:: GIVEN REQUEST ::
Show each line that has the string "this" in it.

(Records from a collection)

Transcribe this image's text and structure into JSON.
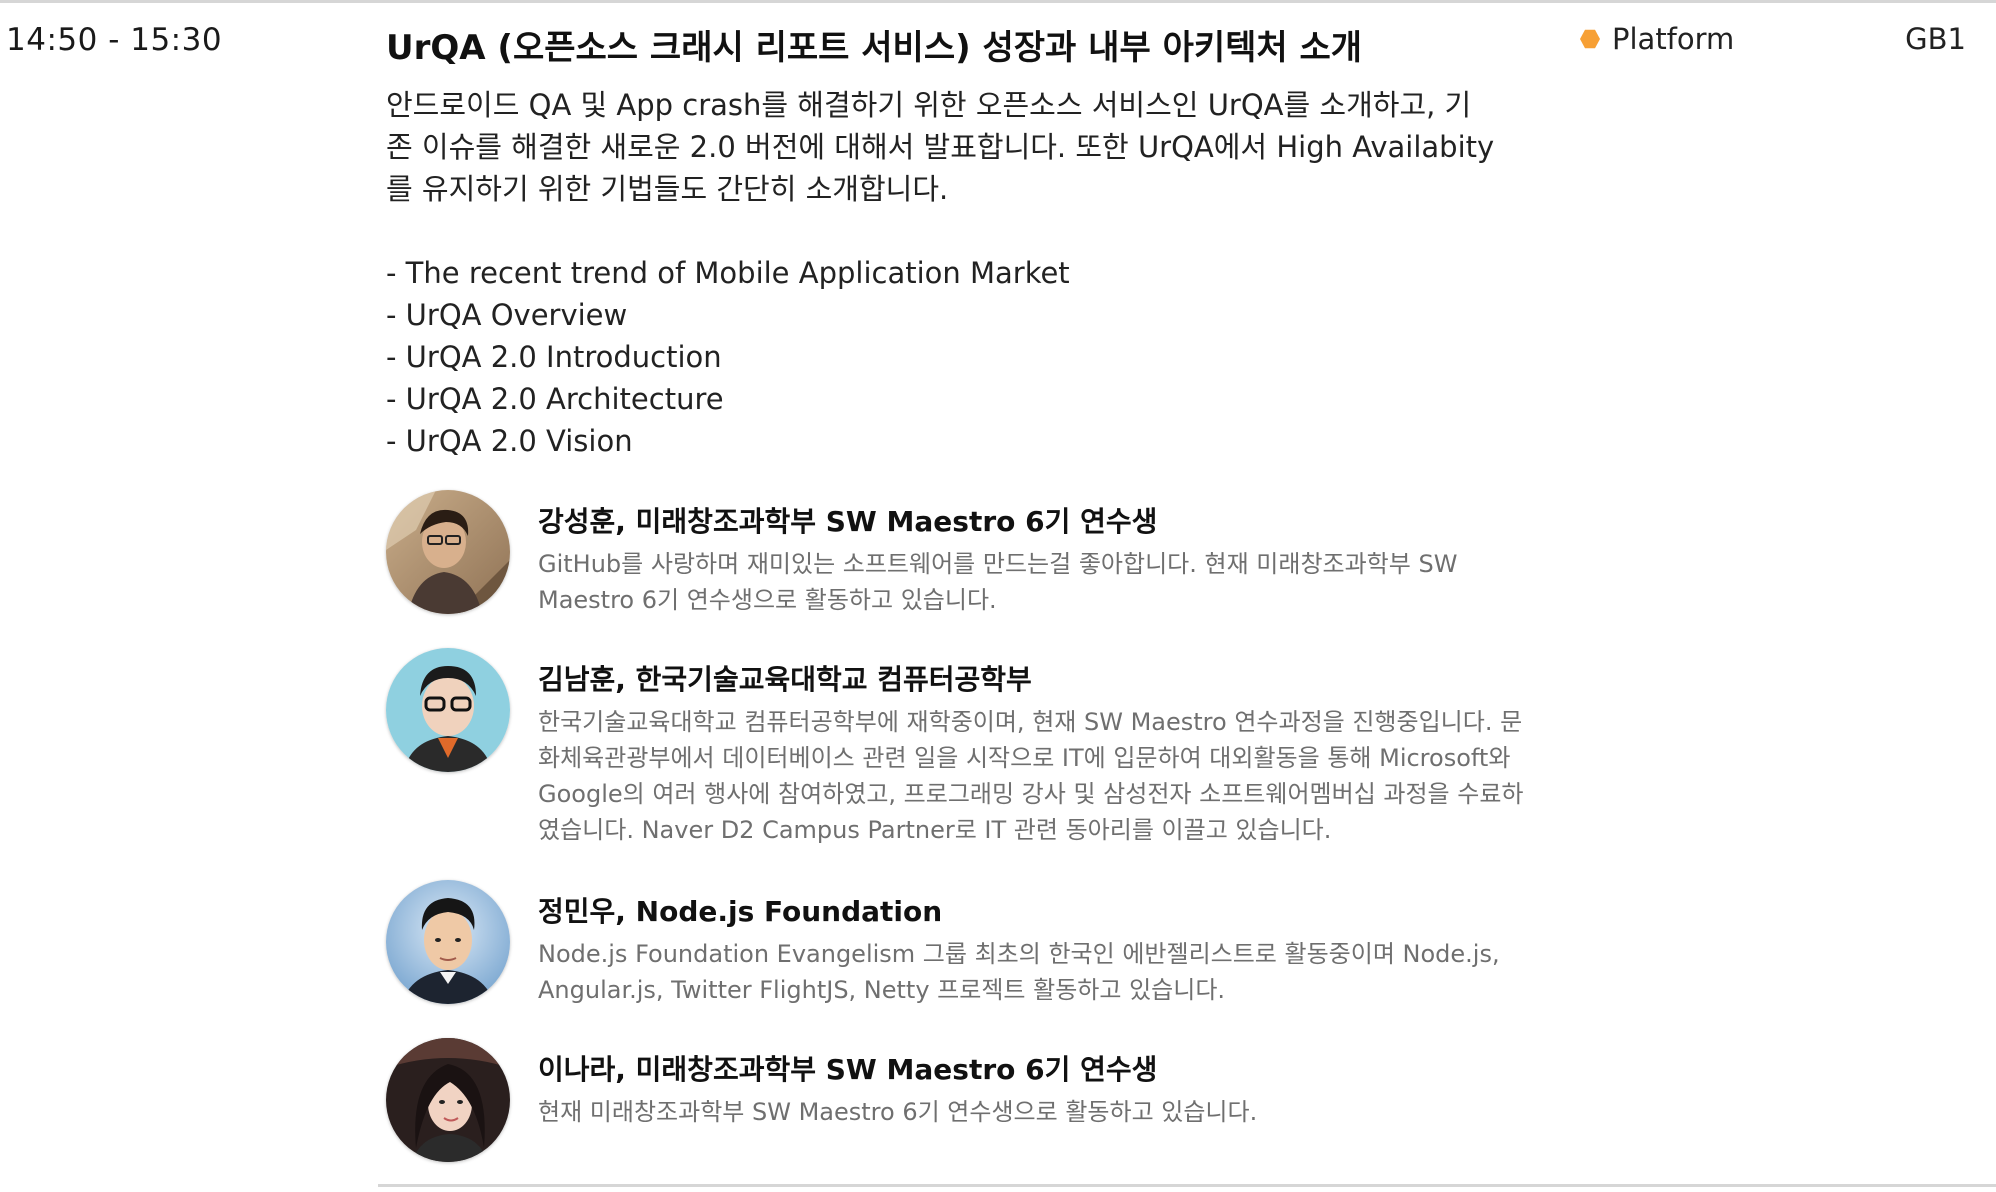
{
  "session": {
    "time": "14:50 - 15:30",
    "title": "UrQA (오픈소스 크래시 리포트 서비스) 성장과 내부 아키텍처 소개",
    "track": "Platform",
    "track_color": "#f7a035",
    "room": "GB1"
  },
  "description": {
    "intro_lines": [
      "안드로이드 QA 및 App crash를  해결하기 위한 오픈소스 서비스인  UrQA를  소개하고, 기",
      "존 이슈를 해결한  새로운 2.0 버전에 대해서 발표합니다. 또한 UrQA에서 High Availabity",
      "를 유지하기 위한 기법들도 간단히 소개합니다."
    ],
    "agenda": [
      "- The recent trend of Mobile Application Market",
      "- UrQA Overview",
      "- UrQA 2.0 Introduction",
      "- UrQA 2.0 Architecture",
      "- UrQA 2.0 Vision"
    ]
  },
  "speakers": [
    {
      "name": "강성훈, 미래창조과학부 SW Maestro 6기 연수생",
      "bio_lines": [
        "GitHub를 사랑하며 재미있는 소프트웨어를 만드는걸 좋아합니다. 현재 미래창조과학부 SW",
        "Maestro 6기 연수생으로 활동하고 있습니다."
      ],
      "avatar_icon": "person-photo-icon"
    },
    {
      "name": "김남훈, 한국기술교육대학교 컴퓨터공학부",
      "bio_lines": [
        "한국기술교육대학교 컴퓨터공학부에 재학중이며, 현재 SW Maestro 연수과정을 진행중입니다. 문",
        "화체육관광부에서 데이터베이스 관련 일을 시작으로 IT에 입문하여 대외활동을 통해 Microsoft와",
        "Google의 여러 행사에 참여하였고, 프로그래밍 강사 및 삼성전자 소프트웨어멤버십 과정을 수료하",
        "였습니다. Naver D2 Campus Partner로 IT 관련 동아리를 이끌고 있습니다."
      ],
      "avatar_icon": "person-photo-icon"
    },
    {
      "name": "정민우, Node.js Foundation",
      "bio_lines": [
        "Node.js  Foundation Evangelism 그룹 최초의 한국인 에반젤리스트로 활동중이며 Node.js,",
        "Angular.js, Twitter FlightJS, Netty 프로젝트 활동하고 있습니다."
      ],
      "avatar_icon": "person-photo-icon"
    },
    {
      "name": "이나라, 미래창조과학부 SW Maestro 6기 연수생",
      "bio_lines": [
        "현재 미래창조과학부 SW Maestro 6기 연수생으로 활동하고 있습니다."
      ],
      "avatar_icon": "person-photo-icon"
    }
  ]
}
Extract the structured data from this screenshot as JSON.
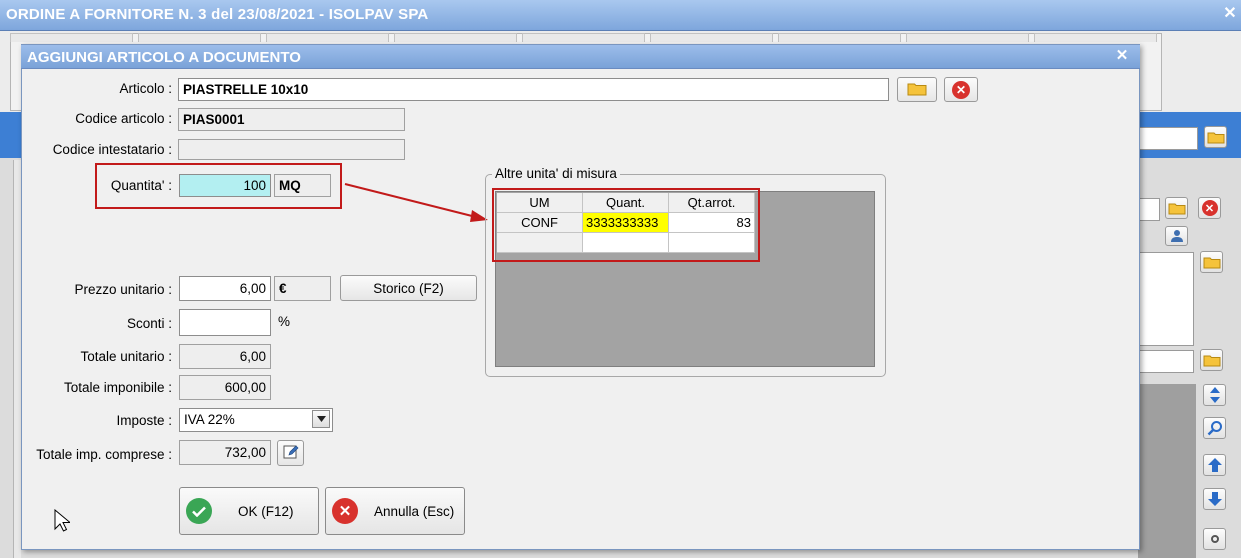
{
  "background_window": {
    "title": "ORDINE A FORNITORE N. 3 del 23/08/2021 - ISOLPAV SPA",
    "close_glyph": "✕"
  },
  "dialog": {
    "title": "AGGIUNGI ARTICOLO A DOCUMENTO",
    "close_glyph": "✕",
    "fields": {
      "articolo": {
        "label": "Articolo :",
        "value": "PIASTRELLE 10x10"
      },
      "codice_articolo": {
        "label": "Codice articolo :",
        "value": "PIAS0001"
      },
      "codice_intestatario": {
        "label": "Codice intestatario :",
        "value": ""
      },
      "quantita": {
        "label": "Quantita' :",
        "value": "100",
        "um": "MQ"
      },
      "prezzo_unitario": {
        "label": "Prezzo unitario :",
        "value": "6,00",
        "currency": "€"
      },
      "sconti": {
        "label": "Sconti :",
        "value": "",
        "unit": "%"
      },
      "totale_unitario": {
        "label": "Totale unitario :",
        "value": "6,00"
      },
      "totale_imponibile": {
        "label": "Totale imponibile :",
        "value": "600,00"
      },
      "imposte": {
        "label": "Imposte :",
        "value": "IVA 22%"
      },
      "totale_imp_comprese": {
        "label": "Totale imp. comprese :",
        "value": "732,00"
      }
    },
    "storico_button": "Storico (F2)",
    "altre_unita": {
      "group_label": "Altre unita' di misura",
      "columns": [
        "UM",
        "Quant.",
        "Qt.arrot."
      ],
      "rows": [
        [
          "CONF",
          "3333333333",
          "83"
        ],
        [
          "",
          "",
          ""
        ]
      ]
    },
    "ok_button": "OK (F12)",
    "annulla_button": "Annulla (Esc)"
  },
  "icons": {
    "folder": "folder-icon",
    "delete": "delete-icon",
    "edit": "edit-icon",
    "ok": "check-icon",
    "cancel": "cancel-icon"
  },
  "colors": {
    "highlight_red": "#c21a1a",
    "quantity_cyan": "#b3eff1",
    "cell_yellow": "#ffff00",
    "title_blue": "#7aa2d8",
    "background_blue": "#3d7fd4"
  }
}
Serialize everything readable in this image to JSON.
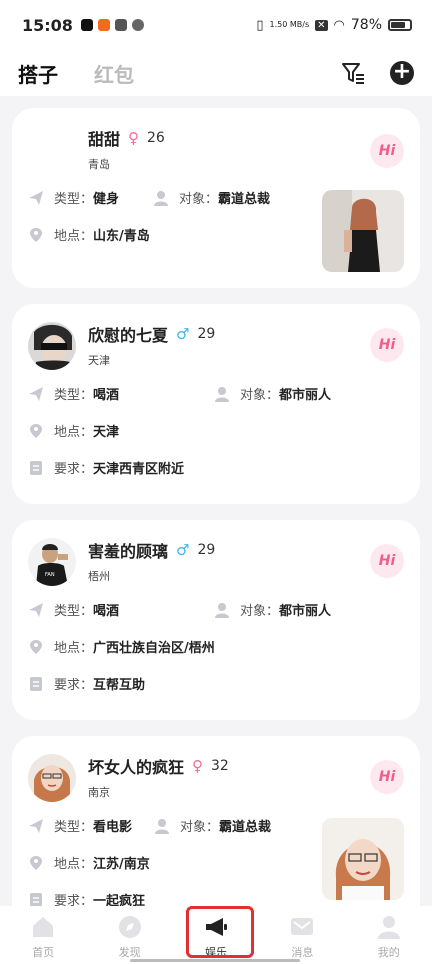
{
  "status_bar": {
    "time": "15:08",
    "speed": "1.50\nMB/s",
    "battery": "78%"
  },
  "header": {
    "tab_active": "搭子",
    "tab_inactive": "红包"
  },
  "cards": [
    {
      "name": "甜甜",
      "gender": "female",
      "gender_symbol": "♀",
      "age": "26",
      "city": "青岛",
      "type_label": "类型：",
      "type_value": "健身",
      "target_label": "对象：",
      "target_value": "霸道总裁",
      "location_label": "地点：",
      "location_value": "山东/青岛",
      "hi": "Hi"
    },
    {
      "name": "欣慰的七夏",
      "gender": "male",
      "gender_symbol": "♂",
      "age": "29",
      "city": "天津",
      "type_label": "类型：",
      "type_value": "喝酒",
      "target_label": "对象：",
      "target_value": "都市丽人",
      "location_label": "地点：",
      "location_value": "天津",
      "req_label": "要求：",
      "req_value": "天津西青区附近",
      "hi": "Hi"
    },
    {
      "name": "害羞的顾璃",
      "gender": "male",
      "gender_symbol": "♂",
      "age": "29",
      "city": "梧州",
      "type_label": "类型：",
      "type_value": "喝酒",
      "target_label": "对象：",
      "target_value": "都市丽人",
      "location_label": "地点：",
      "location_value": "广西壮族自治区/梧州",
      "req_label": "要求：",
      "req_value": "互帮互助",
      "hi": "Hi"
    },
    {
      "name": "坏女人的疯狂",
      "gender": "female",
      "gender_symbol": "♀",
      "age": "32",
      "city": "南京",
      "type_label": "类型：",
      "type_value": "看电影",
      "target_label": "对象：",
      "target_value": "霸道总裁",
      "location_label": "地点：",
      "location_value": "江苏/南京",
      "req_label": "要求：",
      "req_value": "一起疯狂",
      "hi": "Hi"
    }
  ],
  "nav": [
    {
      "label": "首页",
      "icon": "home-icon"
    },
    {
      "label": "发现",
      "icon": "compass-icon"
    },
    {
      "label": "娱乐",
      "icon": "megaphone-icon",
      "active": true
    },
    {
      "label": "消息",
      "icon": "message-icon"
    },
    {
      "label": "我的",
      "icon": "profile-icon"
    }
  ],
  "colors": {
    "female": "#f06c9b",
    "male": "#3fb4e6",
    "hi_bg": "#fde8ef",
    "hi_text": "#ef5f8b",
    "highlight": "#e03030"
  }
}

:: OUTPUT OF THE TASK ::
Transcribe this image's text and structure into JSON.
Extract the structured data from this screenshot as JSON.
Serialize everything readable in this image to JSON.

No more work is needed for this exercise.